EXERCISE DATA:
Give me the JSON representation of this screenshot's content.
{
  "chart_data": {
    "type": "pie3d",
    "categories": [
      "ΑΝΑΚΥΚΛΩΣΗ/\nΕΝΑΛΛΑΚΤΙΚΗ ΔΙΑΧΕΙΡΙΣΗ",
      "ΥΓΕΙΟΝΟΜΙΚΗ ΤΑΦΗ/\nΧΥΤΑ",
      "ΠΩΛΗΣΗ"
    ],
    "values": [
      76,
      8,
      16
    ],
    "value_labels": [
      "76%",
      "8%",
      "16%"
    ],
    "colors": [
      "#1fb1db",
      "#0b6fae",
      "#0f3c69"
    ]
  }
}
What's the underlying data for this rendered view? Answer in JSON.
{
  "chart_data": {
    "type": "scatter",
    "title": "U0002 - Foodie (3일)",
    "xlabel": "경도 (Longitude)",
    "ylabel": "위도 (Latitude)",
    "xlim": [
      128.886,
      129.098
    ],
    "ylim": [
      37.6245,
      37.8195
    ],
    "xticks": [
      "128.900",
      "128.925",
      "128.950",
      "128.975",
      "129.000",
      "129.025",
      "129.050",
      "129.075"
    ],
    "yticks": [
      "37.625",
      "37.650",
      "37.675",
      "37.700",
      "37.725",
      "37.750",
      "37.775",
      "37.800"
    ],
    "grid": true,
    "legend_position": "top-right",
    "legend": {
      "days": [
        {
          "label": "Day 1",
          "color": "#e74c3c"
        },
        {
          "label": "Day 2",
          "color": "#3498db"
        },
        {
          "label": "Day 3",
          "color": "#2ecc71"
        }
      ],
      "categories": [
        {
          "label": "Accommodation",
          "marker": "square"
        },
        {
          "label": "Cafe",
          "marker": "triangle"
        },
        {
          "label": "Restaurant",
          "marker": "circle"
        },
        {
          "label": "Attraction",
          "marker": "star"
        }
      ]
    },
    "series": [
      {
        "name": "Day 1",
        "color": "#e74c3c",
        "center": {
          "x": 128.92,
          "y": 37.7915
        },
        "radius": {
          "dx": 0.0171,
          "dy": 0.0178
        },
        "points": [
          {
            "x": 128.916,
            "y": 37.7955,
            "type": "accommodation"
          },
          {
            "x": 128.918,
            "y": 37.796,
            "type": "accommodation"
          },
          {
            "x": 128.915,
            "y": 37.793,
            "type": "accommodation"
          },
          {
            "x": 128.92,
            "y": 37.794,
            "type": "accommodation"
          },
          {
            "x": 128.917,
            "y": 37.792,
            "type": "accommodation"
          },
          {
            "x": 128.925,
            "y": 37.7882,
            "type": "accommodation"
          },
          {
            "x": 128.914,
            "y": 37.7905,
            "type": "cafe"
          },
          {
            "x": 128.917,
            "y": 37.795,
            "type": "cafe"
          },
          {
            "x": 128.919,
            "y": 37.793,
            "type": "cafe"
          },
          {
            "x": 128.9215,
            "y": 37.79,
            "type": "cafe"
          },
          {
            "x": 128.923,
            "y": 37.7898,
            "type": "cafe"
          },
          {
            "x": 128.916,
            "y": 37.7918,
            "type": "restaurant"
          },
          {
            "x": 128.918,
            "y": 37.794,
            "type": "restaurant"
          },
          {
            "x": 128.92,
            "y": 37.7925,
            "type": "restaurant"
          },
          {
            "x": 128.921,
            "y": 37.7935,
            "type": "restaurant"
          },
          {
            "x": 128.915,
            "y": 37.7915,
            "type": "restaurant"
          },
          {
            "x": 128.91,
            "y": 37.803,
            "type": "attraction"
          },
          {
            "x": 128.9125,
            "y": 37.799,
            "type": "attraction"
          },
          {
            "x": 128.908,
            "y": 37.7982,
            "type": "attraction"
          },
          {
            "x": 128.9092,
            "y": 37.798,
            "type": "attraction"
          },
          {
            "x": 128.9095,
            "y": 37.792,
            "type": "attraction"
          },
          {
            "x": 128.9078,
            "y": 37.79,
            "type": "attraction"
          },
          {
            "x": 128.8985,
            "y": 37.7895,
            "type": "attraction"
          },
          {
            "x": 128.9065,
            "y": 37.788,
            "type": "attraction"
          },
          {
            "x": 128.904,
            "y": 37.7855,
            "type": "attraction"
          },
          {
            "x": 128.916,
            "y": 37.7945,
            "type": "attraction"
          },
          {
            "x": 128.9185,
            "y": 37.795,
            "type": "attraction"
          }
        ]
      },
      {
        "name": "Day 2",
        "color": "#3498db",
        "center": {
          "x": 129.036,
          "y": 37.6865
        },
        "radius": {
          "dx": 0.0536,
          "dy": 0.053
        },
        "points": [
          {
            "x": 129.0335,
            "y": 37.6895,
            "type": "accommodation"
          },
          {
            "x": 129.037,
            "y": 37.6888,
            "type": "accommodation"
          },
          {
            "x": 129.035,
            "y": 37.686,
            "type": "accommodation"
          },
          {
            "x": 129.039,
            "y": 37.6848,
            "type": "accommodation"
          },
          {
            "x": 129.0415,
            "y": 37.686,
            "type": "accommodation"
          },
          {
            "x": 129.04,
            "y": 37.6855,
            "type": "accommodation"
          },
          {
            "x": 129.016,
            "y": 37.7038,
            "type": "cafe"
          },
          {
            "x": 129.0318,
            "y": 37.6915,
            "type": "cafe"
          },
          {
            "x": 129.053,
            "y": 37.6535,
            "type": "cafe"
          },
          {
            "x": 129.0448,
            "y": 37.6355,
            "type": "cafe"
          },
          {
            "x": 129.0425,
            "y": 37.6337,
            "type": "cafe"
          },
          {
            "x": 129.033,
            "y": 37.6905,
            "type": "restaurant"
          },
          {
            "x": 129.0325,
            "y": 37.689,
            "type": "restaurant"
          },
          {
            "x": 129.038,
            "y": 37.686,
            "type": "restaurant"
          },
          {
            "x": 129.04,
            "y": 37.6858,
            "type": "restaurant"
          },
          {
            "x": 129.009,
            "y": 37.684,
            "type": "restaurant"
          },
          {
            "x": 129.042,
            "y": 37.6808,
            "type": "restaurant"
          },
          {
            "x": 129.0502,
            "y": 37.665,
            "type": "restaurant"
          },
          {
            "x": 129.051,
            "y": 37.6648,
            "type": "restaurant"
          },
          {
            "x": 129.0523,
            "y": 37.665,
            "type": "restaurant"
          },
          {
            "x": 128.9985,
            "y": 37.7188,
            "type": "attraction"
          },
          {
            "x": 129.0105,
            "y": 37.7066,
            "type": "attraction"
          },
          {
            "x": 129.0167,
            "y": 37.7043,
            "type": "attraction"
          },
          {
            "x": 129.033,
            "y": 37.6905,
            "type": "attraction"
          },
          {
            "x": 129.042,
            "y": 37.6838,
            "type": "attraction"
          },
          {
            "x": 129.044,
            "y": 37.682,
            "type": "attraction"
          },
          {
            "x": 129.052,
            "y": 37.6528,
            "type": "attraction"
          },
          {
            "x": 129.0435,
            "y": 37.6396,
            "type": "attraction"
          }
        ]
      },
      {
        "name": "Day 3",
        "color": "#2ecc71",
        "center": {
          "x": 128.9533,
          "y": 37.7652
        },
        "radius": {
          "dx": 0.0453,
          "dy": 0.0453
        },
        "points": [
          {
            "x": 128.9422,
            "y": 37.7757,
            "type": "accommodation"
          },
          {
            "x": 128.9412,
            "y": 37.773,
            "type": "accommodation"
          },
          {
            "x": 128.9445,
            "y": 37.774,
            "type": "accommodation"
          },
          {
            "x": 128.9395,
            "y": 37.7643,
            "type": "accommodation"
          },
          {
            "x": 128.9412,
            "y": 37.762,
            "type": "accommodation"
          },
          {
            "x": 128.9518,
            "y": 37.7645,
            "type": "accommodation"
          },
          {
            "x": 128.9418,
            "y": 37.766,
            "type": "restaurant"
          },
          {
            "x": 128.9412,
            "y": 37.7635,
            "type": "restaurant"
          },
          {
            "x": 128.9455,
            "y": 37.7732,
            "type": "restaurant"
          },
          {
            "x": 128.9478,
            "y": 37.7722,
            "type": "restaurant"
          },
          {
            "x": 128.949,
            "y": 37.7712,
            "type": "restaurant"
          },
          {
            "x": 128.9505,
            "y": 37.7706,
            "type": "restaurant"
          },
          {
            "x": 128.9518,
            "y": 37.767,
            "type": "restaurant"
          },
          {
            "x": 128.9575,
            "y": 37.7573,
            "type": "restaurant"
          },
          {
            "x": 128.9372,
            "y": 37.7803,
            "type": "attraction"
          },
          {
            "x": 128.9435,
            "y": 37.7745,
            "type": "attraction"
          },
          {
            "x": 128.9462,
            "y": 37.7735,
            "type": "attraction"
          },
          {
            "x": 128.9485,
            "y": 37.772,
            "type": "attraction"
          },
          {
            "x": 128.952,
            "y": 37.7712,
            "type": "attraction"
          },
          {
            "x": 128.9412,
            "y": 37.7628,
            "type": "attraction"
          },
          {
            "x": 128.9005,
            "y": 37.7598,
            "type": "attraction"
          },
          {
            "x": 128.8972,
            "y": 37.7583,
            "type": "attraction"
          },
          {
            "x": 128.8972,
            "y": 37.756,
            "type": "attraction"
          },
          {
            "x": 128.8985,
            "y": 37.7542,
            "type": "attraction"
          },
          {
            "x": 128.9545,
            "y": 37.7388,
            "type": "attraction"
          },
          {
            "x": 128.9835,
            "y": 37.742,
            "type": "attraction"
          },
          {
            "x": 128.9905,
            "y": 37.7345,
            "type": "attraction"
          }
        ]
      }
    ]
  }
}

OBJECTIVE:
Determine how many lines above contain "this" as a word or string. Give the number alone.

WRITTEN ANSWER:
2